THE TASK:
Look for the string "billion" in the lines and copy each line that has it.

↓↓↓

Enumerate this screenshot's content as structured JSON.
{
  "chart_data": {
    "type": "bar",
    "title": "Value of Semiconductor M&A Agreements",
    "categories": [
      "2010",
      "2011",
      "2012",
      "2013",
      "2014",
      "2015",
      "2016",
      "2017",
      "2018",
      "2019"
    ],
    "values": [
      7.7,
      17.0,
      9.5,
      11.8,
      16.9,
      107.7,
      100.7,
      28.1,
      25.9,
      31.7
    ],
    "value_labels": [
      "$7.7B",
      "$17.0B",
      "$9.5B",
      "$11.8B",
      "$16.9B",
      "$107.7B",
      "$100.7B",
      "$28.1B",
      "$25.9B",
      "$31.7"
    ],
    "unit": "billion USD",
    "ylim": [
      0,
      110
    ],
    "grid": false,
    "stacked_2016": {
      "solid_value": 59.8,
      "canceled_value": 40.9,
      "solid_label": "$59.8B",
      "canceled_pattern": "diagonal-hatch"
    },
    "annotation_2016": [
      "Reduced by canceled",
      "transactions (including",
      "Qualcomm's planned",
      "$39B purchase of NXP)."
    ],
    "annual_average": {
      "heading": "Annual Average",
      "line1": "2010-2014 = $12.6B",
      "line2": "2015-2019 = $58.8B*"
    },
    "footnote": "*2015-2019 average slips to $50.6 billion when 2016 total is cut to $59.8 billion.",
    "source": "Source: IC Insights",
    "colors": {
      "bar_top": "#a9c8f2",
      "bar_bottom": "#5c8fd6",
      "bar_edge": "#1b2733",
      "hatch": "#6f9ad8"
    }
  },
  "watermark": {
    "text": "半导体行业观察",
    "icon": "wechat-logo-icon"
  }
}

↑↑↑

SOLUTION FOR THIS TASK:
    "unit": "billion USD",
    "footnote": "*2015-2019 average slips to $50.6 billion when 2016 total is cut to $59.8 billion.",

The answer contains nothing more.